→ **What is required**
Locate the lines that hold the string "Incentive". Copy every such line.

→ **Excerpted records**

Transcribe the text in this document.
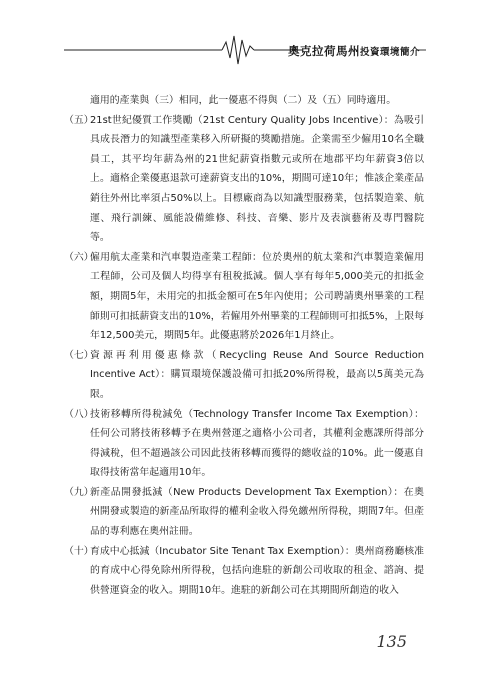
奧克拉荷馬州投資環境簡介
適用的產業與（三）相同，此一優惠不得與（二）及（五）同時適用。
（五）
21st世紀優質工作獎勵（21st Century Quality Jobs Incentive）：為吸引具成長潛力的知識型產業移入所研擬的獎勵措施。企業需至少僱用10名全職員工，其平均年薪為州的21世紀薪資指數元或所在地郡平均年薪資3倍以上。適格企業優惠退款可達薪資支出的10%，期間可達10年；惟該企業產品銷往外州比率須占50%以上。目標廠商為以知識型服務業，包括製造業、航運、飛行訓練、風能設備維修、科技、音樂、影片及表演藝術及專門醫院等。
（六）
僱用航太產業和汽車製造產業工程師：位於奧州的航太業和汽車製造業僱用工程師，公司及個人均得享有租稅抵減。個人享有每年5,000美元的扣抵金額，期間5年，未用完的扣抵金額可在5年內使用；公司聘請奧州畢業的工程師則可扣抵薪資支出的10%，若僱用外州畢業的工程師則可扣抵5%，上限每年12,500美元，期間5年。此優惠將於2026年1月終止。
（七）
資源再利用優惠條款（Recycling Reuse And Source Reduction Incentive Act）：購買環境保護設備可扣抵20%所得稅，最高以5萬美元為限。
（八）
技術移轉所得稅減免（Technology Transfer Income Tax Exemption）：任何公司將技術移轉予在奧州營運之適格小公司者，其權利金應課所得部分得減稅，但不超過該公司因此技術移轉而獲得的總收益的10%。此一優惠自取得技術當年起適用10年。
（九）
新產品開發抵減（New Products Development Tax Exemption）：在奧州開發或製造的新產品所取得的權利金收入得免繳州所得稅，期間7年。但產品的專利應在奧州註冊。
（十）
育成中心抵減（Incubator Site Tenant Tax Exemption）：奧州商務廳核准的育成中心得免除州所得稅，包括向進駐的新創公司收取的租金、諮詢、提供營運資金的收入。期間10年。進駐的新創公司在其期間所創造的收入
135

→ **Solution for this problem**
21st世紀優質工作獎勵（21st Century Quality Jobs Incentive）：為吸引具成長潛力的知識型產業移入所研擬的獎勵措施。企業需至少僱用10名全職員工，其平均年薪為州的21世紀薪資指數元或所在地郡平均年薪資3倍以上。適格企業優惠退款可達薪資支出的10%，期間可達10年；惟該企業產品銷往外州比率須占50%以上。目標廠商為以知識型服務業，包括製造業、航運、飛行訓練、風能設備維修、科技、音樂、影片及表演藝術及專門醫院等。
資源再利用優惠條款（Recycling Reuse And Source Reduction Incentive Act）：購買環境保護設備可扣抵20%所得稅，最高以5萬美元為限。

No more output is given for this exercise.